(Dataset entries)
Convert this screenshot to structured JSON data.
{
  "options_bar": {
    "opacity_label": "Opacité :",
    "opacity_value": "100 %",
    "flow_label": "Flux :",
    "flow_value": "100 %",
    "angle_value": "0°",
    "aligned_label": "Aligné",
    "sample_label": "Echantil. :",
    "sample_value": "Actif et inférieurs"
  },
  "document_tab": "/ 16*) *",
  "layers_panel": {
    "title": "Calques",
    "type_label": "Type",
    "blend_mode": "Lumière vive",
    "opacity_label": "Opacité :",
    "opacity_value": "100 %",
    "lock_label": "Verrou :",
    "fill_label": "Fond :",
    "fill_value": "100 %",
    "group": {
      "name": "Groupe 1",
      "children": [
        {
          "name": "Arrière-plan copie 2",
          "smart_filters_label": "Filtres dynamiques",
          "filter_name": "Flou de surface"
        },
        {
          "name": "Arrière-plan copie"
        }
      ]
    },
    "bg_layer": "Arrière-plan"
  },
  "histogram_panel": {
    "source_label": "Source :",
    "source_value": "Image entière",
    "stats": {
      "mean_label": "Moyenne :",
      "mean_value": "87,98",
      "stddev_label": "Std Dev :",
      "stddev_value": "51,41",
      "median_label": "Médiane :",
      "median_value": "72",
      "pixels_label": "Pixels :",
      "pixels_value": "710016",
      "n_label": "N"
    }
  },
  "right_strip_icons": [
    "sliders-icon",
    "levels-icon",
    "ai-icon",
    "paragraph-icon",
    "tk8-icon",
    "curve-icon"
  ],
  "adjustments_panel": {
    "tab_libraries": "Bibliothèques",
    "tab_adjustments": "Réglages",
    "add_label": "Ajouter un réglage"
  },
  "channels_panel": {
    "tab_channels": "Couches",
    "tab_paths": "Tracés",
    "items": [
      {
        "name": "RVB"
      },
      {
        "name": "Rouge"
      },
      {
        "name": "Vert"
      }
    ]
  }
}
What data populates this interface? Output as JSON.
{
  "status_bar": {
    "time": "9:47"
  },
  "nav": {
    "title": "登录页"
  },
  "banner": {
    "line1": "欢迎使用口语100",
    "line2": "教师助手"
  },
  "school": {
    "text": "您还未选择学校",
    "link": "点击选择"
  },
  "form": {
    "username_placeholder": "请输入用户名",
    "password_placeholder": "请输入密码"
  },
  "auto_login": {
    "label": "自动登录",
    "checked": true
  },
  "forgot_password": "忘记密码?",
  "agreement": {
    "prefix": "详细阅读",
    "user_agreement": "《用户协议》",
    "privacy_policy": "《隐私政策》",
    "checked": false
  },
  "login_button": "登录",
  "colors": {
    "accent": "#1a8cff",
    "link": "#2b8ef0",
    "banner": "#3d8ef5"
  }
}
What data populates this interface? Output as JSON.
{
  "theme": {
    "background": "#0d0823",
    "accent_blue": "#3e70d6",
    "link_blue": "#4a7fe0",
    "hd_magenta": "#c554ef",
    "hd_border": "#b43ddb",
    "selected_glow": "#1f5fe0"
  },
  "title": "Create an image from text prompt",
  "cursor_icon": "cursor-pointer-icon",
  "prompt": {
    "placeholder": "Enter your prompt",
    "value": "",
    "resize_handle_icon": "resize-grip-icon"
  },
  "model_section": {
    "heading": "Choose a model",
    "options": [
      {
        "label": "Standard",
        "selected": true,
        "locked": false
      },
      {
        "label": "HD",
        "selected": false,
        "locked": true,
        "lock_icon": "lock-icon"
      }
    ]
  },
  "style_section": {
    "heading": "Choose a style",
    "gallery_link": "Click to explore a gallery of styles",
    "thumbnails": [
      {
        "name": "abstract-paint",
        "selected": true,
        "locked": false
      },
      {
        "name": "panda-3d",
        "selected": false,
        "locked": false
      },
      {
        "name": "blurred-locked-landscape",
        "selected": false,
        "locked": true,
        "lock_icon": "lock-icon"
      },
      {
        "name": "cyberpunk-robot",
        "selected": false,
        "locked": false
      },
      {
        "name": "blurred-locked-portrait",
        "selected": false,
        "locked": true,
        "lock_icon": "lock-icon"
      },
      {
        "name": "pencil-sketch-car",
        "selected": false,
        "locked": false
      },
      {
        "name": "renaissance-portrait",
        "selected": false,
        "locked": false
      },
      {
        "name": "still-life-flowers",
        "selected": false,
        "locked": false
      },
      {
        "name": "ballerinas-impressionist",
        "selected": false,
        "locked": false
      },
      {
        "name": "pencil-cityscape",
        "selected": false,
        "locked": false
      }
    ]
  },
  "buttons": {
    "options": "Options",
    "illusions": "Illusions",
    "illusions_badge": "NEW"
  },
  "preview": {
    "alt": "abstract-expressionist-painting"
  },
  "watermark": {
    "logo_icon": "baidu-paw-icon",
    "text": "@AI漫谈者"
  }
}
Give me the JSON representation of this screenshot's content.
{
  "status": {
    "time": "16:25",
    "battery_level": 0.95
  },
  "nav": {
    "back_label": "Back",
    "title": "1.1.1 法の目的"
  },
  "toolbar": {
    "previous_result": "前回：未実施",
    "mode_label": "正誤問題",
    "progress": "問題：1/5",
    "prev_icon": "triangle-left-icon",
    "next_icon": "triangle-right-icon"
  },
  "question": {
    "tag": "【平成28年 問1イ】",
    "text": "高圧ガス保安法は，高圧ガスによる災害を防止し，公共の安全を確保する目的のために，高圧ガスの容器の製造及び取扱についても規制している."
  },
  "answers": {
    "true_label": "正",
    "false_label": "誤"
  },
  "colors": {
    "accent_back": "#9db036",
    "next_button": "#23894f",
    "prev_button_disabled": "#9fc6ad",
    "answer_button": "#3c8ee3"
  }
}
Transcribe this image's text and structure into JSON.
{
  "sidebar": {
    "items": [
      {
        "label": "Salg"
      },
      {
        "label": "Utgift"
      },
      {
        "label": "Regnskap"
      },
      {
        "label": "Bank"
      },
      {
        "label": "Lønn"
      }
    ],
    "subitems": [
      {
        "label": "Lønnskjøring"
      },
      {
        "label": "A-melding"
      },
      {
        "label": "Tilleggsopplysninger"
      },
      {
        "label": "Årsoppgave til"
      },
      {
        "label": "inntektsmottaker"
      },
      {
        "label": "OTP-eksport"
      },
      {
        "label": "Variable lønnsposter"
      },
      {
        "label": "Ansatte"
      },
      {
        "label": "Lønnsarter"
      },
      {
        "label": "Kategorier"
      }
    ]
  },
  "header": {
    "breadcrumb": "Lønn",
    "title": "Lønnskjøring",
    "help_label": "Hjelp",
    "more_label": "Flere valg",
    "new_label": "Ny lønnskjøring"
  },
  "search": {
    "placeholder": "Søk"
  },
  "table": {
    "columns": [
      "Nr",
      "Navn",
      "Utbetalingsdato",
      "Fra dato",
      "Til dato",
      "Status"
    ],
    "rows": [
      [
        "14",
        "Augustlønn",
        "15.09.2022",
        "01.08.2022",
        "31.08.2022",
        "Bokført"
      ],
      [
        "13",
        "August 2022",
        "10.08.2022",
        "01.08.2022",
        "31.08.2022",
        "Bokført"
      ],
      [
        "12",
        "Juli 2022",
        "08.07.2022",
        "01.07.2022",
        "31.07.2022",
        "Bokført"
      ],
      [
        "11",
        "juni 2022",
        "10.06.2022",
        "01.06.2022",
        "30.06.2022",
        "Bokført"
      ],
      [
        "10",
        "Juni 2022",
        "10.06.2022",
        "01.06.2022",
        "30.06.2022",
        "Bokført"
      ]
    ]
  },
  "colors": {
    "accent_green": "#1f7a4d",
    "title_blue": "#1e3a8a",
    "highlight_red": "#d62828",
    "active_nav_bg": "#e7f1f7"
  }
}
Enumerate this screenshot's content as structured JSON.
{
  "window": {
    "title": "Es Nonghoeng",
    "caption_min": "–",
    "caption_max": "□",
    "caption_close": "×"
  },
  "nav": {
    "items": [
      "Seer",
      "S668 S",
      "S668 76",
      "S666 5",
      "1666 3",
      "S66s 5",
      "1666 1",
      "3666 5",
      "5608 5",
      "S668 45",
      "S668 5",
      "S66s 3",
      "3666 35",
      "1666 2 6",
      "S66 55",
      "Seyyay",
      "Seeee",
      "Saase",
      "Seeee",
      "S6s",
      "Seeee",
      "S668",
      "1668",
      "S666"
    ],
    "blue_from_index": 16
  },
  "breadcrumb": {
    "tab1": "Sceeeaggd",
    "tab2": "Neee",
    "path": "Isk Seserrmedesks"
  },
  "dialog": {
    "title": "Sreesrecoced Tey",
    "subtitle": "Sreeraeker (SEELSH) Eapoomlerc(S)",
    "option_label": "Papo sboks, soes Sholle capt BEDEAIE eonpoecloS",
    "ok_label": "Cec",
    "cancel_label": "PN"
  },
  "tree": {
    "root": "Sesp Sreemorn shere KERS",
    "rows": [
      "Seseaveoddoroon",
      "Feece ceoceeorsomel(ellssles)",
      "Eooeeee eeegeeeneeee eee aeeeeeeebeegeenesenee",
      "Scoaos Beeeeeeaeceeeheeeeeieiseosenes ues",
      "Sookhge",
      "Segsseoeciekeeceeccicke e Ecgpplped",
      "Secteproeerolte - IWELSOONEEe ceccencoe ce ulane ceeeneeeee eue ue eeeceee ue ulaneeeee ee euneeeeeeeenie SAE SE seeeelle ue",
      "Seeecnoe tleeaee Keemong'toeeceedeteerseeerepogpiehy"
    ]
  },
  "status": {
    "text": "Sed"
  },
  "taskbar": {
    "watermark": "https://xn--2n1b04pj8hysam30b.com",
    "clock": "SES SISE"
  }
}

**Written request**
Gather every line from the entries above where the word "this" appears, and copy them.

**Result**
Convert this screenshot to structured JSON data.
What data populates this interface? Output as JSON.
What data populates this interface? Output as JSON.
Give me the JSON representation of this screenshot's content.
Transcribe this image's text and structure into JSON.
Enumerate this screenshot's content as structured JSON.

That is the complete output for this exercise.